* BEGIN Supplied records *

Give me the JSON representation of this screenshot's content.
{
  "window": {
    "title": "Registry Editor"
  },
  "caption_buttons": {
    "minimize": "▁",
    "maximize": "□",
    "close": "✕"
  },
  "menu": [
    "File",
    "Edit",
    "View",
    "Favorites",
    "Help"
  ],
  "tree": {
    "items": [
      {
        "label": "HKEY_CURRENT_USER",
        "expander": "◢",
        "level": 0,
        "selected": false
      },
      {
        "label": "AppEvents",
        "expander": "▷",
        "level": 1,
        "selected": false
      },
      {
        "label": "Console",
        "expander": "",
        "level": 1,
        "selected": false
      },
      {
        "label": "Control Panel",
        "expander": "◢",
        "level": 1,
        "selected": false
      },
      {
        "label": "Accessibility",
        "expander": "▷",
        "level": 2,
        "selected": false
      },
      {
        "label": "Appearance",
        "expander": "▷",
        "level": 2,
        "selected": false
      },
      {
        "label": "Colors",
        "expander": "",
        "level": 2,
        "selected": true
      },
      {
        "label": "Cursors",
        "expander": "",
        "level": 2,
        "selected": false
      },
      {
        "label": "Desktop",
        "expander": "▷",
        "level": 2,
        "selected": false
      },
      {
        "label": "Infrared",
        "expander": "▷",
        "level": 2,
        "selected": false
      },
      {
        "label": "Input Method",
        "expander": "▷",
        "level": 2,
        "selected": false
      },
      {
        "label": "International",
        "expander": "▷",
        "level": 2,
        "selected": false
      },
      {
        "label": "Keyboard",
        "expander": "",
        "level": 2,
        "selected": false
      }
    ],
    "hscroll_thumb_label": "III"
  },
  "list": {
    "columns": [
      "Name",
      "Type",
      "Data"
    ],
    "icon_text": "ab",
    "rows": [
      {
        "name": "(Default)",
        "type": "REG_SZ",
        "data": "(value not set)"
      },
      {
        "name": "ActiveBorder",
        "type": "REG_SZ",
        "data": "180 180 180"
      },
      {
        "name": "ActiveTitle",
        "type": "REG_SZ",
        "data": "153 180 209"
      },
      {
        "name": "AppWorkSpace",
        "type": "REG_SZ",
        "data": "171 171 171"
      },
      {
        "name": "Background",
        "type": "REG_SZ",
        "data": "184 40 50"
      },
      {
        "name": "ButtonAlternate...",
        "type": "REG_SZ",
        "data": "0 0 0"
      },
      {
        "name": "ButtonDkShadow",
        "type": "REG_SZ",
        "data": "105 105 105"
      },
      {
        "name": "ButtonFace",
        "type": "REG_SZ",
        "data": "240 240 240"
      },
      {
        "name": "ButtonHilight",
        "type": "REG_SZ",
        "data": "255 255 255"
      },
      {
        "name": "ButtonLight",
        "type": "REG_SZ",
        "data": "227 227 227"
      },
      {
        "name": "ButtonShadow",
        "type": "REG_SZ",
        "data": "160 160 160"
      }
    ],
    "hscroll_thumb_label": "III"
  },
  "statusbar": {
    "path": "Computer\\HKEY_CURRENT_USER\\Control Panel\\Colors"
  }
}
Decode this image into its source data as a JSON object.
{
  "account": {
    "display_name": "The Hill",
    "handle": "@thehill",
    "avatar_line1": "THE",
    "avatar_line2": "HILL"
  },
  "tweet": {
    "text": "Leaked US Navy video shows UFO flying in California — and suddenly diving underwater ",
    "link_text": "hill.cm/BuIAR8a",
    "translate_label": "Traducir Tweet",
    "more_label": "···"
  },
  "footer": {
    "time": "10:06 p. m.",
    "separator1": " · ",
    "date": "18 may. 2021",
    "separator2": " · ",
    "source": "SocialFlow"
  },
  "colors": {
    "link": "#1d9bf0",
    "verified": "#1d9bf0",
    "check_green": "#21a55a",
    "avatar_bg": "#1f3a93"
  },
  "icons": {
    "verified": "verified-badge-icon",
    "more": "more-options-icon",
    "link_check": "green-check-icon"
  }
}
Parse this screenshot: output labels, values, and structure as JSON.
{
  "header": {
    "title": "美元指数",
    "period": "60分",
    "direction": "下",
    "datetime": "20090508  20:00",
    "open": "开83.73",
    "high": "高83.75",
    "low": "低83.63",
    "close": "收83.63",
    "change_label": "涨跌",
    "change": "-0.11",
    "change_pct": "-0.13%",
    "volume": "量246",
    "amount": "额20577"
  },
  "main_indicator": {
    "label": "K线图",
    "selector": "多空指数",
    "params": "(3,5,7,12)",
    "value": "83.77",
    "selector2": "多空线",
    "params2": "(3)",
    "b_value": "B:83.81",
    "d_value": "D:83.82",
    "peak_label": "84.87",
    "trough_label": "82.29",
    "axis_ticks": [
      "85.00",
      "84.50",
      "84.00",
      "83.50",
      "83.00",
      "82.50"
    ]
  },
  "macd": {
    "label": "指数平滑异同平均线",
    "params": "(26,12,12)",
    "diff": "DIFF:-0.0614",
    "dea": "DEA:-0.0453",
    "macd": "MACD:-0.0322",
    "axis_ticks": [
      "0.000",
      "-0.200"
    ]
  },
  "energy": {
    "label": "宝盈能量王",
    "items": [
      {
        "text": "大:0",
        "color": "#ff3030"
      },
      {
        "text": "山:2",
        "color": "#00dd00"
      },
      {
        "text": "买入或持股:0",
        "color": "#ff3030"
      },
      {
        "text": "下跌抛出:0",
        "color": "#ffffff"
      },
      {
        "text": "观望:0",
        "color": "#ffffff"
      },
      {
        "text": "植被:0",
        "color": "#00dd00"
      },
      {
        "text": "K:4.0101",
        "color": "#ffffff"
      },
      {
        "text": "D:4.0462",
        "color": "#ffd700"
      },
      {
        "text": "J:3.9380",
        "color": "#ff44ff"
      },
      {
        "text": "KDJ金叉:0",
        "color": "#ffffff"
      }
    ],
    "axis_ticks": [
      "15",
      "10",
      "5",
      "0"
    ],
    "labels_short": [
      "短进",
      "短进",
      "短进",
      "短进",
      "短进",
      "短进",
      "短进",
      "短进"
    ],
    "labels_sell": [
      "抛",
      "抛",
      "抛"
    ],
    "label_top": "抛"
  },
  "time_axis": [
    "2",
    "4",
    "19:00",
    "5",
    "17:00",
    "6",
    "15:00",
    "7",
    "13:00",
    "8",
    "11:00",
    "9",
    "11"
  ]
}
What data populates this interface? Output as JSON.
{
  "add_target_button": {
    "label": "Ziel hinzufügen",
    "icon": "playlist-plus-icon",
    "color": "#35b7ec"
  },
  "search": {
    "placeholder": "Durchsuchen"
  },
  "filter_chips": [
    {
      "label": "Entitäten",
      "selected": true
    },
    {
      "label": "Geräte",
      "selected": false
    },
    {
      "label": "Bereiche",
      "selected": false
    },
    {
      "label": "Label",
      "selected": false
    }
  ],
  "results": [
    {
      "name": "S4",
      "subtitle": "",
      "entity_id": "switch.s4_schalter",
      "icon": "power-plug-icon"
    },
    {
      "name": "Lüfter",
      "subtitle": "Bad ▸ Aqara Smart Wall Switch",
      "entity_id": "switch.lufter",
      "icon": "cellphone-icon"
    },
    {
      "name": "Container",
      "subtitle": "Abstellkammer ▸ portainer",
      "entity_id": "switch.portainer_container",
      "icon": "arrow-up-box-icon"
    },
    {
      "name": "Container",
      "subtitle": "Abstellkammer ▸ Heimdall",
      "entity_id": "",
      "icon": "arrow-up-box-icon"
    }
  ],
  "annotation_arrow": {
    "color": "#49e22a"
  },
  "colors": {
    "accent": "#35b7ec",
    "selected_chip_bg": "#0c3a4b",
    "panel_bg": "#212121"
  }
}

* END Supplied records *

Print out every entry, keeping each one exact.

* _Exercise solution_:
Give me the JSON representation of this screenshot's content.
{
  "window": {
    "title": "Registry Editor"
  },
  "caption_buttons": {
    "minimize": "▁",
    "maximize": "□",
    "close": "✕"
  },
  "menu": [
    "File",
    "Edit",
    "View",
    "Favorites",
    "Help"
  ],
  "tree": {
    "items": [
      {
        "label": "HKEY_CURRENT_USER",
        "expander": "◢",
        "level": 0,
        "selected": false
      },
      {
        "label": "AppEvents",
        "expander": "▷",
        "level": 1,
        "selected": false
      },
      {
        "label": "Console",
        "expander": "",
        "level": 1,
        "selected": false
      },
      {
        "label": "Control Panel",
        "expander": "◢",
        "level": 1,
        "selected": false
      },
      {
        "label": "Accessibility",
        "expander": "▷",
        "level": 2,
        "selected": false
      },
      {
        "label": "Appearance",
        "expander": "▷",
        "level": 2,
        "selected": false
      },
      {
        "label": "Colors",
        "expander": "",
        "level": 2,
        "selected": true
      },
      {
        "label": "Cursors",
        "expander": "",
        "level": 2,
        "selected": false
      },
      {
        "label": "Desktop",
        "expander": "▷",
        "level": 2,
        "selected": false
      },
      {
        "label": "Infrared",
        "expander": "▷",
        "level": 2,
        "selected": false
      },
      {
        "label": "Input Method",
        "expander": "▷",
        "level": 2,
        "selected": false
      },
      {
        "label": "International",
        "expander": "▷",
        "level": 2,
        "selected": false
      },
      {
        "label": "Keyboard",
        "expander": "",
        "level": 2,
        "selected": false
      }
    ],
    "hscroll_thumb_label": "III"
  },
  "list": {
    "columns": [
      "Name",
      "Type",
      "Data"
    ],
    "icon_text": "ab",
    "rows": [
      {
        "name": "(Default)",
        "type": "REG_SZ",
        "data": "(value not set)"
      },
      {
        "name": "ActiveBorder",
        "type": "REG_SZ",
        "data": "180 180 180"
      },
      {
        "name": "ActiveTitle",
        "type": "REG_SZ",
        "data": "153 180 209"
      },
      {
        "name": "AppWorkSpace",
        "type": "REG_SZ",
        "data": "171 171 171"
      },
      {
        "name": "Background",
        "type": "REG_SZ",
        "data": "184 40 50"
      },
      {
        "name": "ButtonAlternate...",
        "type": "REG_SZ",
        "data": "0 0 0"
      },
      {
        "name": "ButtonDkShadow",
        "type": "REG_SZ",
        "data": "105 105 105"
      },
      {
        "name": "ButtonFace",
        "type": "REG_SZ",
        "data": "240 240 240"
      },
      {
        "name": "ButtonHilight",
        "type": "REG_SZ",
        "data": "255 255 255"
      },
      {
        "name": "ButtonLight",
        "type": "REG_SZ",
        "data": "227 227 227"
      },
      {
        "name": "ButtonShadow",
        "type": "REG_SZ",
        "data": "160 160 160"
      }
    ],
    "hscroll_thumb_label": "III"
  },
  "statusbar": {
    "path": "Computer\\HKEY_CURRENT_USER\\Control Panel\\Colors"
  }
}
Decode this image into its source data as a JSON object.
{
  "account": {
    "display_name": "The Hill",
    "handle": "@thehill",
    "avatar_line1": "THE",
    "avatar_line2": "HILL"
  },
  "tweet": {
    "text": "Leaked US Navy video shows UFO flying in California — and suddenly diving underwater ",
    "link_text": "hill.cm/BuIAR8a",
    "translate_label": "Traducir Tweet",
    "more_label": "···"
  },
  "footer": {
    "time": "10:06 p. m.",
    "separator1": " · ",
    "date": "18 may. 2021",
    "separator2": " · ",
    "source": "SocialFlow"
  },
  "colors": {
    "link": "#1d9bf0",
    "verified": "#1d9bf0",
    "check_green": "#21a55a",
    "avatar_bg": "#1f3a93"
  },
  "icons": {
    "verified": "verified-badge-icon",
    "more": "more-options-icon",
    "link_check": "green-check-icon"
  }
}
Parse this screenshot: output labels, values, and structure as JSON.
{
  "header": {
    "title": "美元指数",
    "period": "60分",
    "direction": "下",
    "datetime": "20090508  20:00",
    "open": "开83.73",
    "high": "高83.75",
    "low": "低83.63",
    "close": "收83.63",
    "change_label": "涨跌",
    "change": "-0.11",
    "change_pct": "-0.13%",
    "volume": "量246",
    "amount": "额20577"
  },
  "main_indicator": {
    "label": "K线图",
    "selector": "多空指数",
    "params": "(3,5,7,12)",
    "value": "83.77",
    "selector2": "多空线",
    "params2": "(3)",
    "b_value": "B:83.81",
    "d_value": "D:83.82",
    "peak_label": "84.87",
    "trough_label": "82.29",
    "axis_ticks": [
      "85.00",
      "84.50",
      "84.00",
      "83.50",
      "83.00",
      "82.50"
    ]
  },
  "macd": {
    "label": "指数平滑异同平均线",
    "params": "(26,12,12)",
    "diff": "DIFF:-0.0614",
    "dea": "DEA:-0.0453",
    "macd": "MACD:-0.0322",
    "axis_ticks": [
      "0.000",
      "-0.200"
    ]
  },
  "energy": {
    "label": "宝盈能量王",
    "items": [
      {
        "text": "大:0",
        "color": "#ff3030"
      },
      {
        "text": "山:2",
        "color": "#00dd00"
      },
      {
        "text": "买入或持股:0",
        "color": "#ff3030"
      },
      {
        "text": "下跌抛出:0",
        "color": "#ffffff"
      },
      {
        "text": "观望:0",
        "color": "#ffffff"
      },
      {
        "text": "植被:0",
        "color": "#00dd00"
      },
      {
        "text": "K:4.0101",
        "color": "#ffffff"
      },
      {
        "text": "D:4.0462",
        "color": "#ffd700"
      },
      {
        "text": "J:3.9380",
        "color": "#ff44ff"
      },
      {
        "text": "KDJ金叉:0",
        "color": "#ffffff"
      }
    ],
    "axis_ticks": [
      "15",
      "10",
      "5",
      "0"
    ],
    "labels_short": [
      "短进",
      "短进",
      "短进",
      "短进",
      "短进",
      "短进",
      "短进",
      "短进"
    ],
    "labels_sell": [
      "抛",
      "抛",
      "抛"
    ],
    "label_top": "抛"
  },
  "time_axis": [
    "2",
    "4",
    "19:00",
    "5",
    "17:00",
    "6",
    "15:00",
    "7",
    "13:00",
    "8",
    "11:00",
    "9",
    "11"
  ]
}
What data populates this interface? Output as JSON.
{
  "add_target_button": {
    "label": "Ziel hinzufügen",
    "icon": "playlist-plus-icon",
    "color": "#35b7ec"
  },
  "search": {
    "placeholder": "Durchsuchen"
  },
  "filter_chips": [
    {
      "label": "Entitäten",
      "selected": true
    },
    {
      "label": "Geräte",
      "selected": false
    },
    {
      "label": "Bereiche",
      "selected": false
    },
    {
      "label": "Label",
      "selected": false
    }
  ],
  "results": [
    {
      "name": "S4",
      "subtitle": "",
      "entity_id": "switch.s4_schalter",
      "icon": "power-plug-icon"
    },
    {
      "name": "Lüfter",
      "subtitle": "Bad ▸ Aqara Smart Wall Switch",
      "entity_id": "switch.lufter",
      "icon": "cellphone-icon"
    },
    {
      "name": "Container",
      "subtitle": "Abstellkammer ▸ portainer",
      "entity_id": "switch.portainer_container",
      "icon": "arrow-up-box-icon"
    },
    {
      "name": "Container",
      "subtitle": "Abstellkammer ▸ Heimdall",
      "entity_id": "",
      "icon": "arrow-up-box-icon"
    }
  ],
  "annotation_arrow": {
    "color": "#49e22a"
  },
  "colors": {
    "accent": "#35b7ec",
    "selected_chip_bg": "#0c3a4b",
    "panel_bg": "#212121"
  }
}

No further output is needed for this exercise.